• Rows:
— Begin —

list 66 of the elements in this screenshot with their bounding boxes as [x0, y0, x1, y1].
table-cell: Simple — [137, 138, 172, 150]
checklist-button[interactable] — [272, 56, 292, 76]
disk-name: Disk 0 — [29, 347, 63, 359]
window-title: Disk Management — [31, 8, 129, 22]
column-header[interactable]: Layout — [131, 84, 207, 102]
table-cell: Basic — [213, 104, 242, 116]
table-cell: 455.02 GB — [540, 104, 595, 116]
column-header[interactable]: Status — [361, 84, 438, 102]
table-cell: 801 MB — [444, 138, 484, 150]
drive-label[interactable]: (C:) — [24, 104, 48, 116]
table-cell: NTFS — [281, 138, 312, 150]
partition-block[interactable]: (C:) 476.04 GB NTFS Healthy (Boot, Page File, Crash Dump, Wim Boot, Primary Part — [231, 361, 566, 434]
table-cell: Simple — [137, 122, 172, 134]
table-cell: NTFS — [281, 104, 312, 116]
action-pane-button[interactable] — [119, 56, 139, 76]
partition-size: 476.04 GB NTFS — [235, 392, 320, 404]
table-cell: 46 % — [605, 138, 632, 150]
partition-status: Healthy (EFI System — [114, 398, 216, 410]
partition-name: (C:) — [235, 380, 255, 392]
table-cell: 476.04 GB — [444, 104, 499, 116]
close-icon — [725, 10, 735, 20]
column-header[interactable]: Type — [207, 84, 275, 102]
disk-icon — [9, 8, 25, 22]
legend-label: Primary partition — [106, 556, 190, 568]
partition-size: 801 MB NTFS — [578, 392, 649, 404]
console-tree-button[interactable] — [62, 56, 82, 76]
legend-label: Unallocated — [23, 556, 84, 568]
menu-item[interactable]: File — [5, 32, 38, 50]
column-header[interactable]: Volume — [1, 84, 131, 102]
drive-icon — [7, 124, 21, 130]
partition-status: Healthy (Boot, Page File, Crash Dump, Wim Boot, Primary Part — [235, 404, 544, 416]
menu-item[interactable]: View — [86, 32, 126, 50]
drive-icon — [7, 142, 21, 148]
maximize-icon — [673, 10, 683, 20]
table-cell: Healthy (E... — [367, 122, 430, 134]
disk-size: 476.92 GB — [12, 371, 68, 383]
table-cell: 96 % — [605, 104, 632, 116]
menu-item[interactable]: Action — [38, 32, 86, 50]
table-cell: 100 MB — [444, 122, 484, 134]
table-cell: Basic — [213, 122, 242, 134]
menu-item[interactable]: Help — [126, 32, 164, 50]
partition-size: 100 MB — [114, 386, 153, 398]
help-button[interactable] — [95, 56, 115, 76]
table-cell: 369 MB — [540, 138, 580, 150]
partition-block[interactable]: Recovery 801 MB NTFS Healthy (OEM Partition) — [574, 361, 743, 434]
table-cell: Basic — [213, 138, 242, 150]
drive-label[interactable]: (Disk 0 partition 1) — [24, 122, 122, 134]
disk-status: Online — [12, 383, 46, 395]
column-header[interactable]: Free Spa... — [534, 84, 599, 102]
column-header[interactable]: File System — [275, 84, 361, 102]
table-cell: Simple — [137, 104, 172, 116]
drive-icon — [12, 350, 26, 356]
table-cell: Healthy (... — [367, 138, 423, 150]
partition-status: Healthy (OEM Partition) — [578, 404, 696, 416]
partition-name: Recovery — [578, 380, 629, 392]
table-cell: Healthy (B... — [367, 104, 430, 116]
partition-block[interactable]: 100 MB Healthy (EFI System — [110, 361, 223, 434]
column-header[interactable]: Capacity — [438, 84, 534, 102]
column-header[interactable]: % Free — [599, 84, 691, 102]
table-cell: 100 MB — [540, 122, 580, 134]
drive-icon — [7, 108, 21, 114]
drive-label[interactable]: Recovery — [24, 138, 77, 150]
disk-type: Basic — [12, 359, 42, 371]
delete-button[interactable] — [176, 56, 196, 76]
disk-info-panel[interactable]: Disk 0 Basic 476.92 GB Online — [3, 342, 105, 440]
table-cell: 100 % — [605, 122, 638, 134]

— End —

• Exercise:
Rewrite the rows above as a numbered list, omitting any blank lines.

• Solved exercise:
1. list 66 of the elements in this screenshot with their bounding boxes as [x0, y0, x1, y1].
2. table-cell: Simple — [137, 138, 172, 150]
3. checklist-button[interactable] — [272, 56, 292, 76]
4. disk-name: Disk 0 — [29, 347, 63, 359]
5. window-title: Disk Management — [31, 8, 129, 22]
6. column-header[interactable]: Layout — [131, 84, 207, 102]
7. table-cell: Basic — [213, 104, 242, 116]
8. table-cell: 455.02 GB — [540, 104, 595, 116]
9. column-header[interactable]: Status — [361, 84, 438, 102]
10. table-cell: 801 MB — [444, 138, 484, 150]
11. drive-label[interactable]: (C:) — [24, 104, 48, 116]
12. table-cell: NTFS — [281, 138, 312, 150]
13. partition-block[interactable]: (C:) 476.04 GB NTFS Healthy (Boot, Page File, Crash Dump, Wim Boot, Primary Part — [231, 361, 566, 434]
14. table-cell: Simple — [137, 122, 172, 134]
15. table-cell: NTFS — [281, 104, 312, 116]
16. action-pane-button[interactable] — [119, 56, 139, 76]
17. partition-size: 476.04 GB NTFS — [235, 392, 320, 404]
18. table-cell: 46 % — [605, 138, 632, 150]
19. partition-status: Healthy (EFI System — [114, 398, 216, 410]
20. partition-name: (C:) — [235, 380, 255, 392]
21. table-cell: 476.04 GB — [444, 104, 499, 116]
22. close-icon — [725, 10, 735, 20]
23. column-header[interactable]: Type — [207, 84, 275, 102]
24. disk-icon — [9, 8, 25, 22]
25. legend-label: Primary partition — [106, 556, 190, 568]
26. partition-size: 801 MB NTFS — [578, 392, 649, 404]
27. console-tree-button[interactable] — [62, 56, 82, 76]
28. legend-label: Unallocated — [23, 556, 84, 568]
29. menu-item[interactable]: File — [5, 32, 38, 50]
30. column-header[interactable]: Volume — [1, 84, 131, 102]
31. drive-icon — [7, 124, 21, 130]
32. partition-status: Healthy (Boot, Page File, Crash Dump, Wim Boot, Primary Part — [235, 404, 544, 416]
33. menu-item[interactable]: View — [86, 32, 126, 50]
34. drive-icon — [7, 142, 21, 148]
35. maximize-icon — [673, 10, 683, 20]
36. table-cell: Healthy (E... — [367, 122, 430, 134]
37. disk-size: 476.92 GB — [12, 371, 68, 383]
38. table-cell: 96 % — [605, 104, 632, 116]
39. menu-item[interactable]: Action — [38, 32, 86, 50]
40. table-cell: 100 MB — [444, 122, 484, 134]
41. table-cell: Basic — [213, 122, 242, 134]
42. menu-item[interactable]: Help — [126, 32, 164, 50]
43. partition-size: 100 MB — [114, 386, 153, 398]
44. help-button[interactable] — [95, 56, 115, 76]
45. table-cell: 369 MB — [540, 138, 580, 150]
46. partition-block[interactable]: Recovery 801 MB NTFS Healthy (OEM Partition) — [574, 361, 743, 434]
47. table-cell: Basic — [213, 138, 242, 150]
48. drive-label[interactable]: (Disk 0 partition 1) — [24, 122, 122, 134]
49. disk-status: Online — [12, 383, 46, 395]
50. column-header[interactable]: Free Spa... — [534, 84, 599, 102]
51. column-header[interactable]: File System — [275, 84, 361, 102]
52. table-cell: Simple — [137, 104, 172, 116]
53. drive-icon — [12, 350, 26, 356]
54. table-cell: Healthy (... — [367, 138, 423, 150]
55. partition-status: Healthy (OEM Partition) — [578, 404, 696, 416]
56. partition-name: Recovery — [578, 380, 629, 392]
57. table-cell: Healthy (B... — [367, 104, 430, 116]
58. partition-block[interactable]: 100 MB Healthy (EFI System — [110, 361, 223, 434]
59. column-header[interactable]: Capacity — [438, 84, 534, 102]
60. column-header[interactable]: % Free — [599, 84, 691, 102]
61. table-cell: 100 MB — [540, 122, 580, 134]
62. drive-icon — [7, 108, 21, 114]
63. drive-label[interactable]: Recovery — [24, 138, 77, 150]
64. disk-type: Basic — [12, 359, 42, 371]
65. delete-button[interactable] — [176, 56, 196, 76]
66. disk-info-panel[interactable]: Disk 0 Basic 476.92 GB Online — [3, 342, 105, 440]
67. table-cell: 100 % — [605, 122, 638, 134]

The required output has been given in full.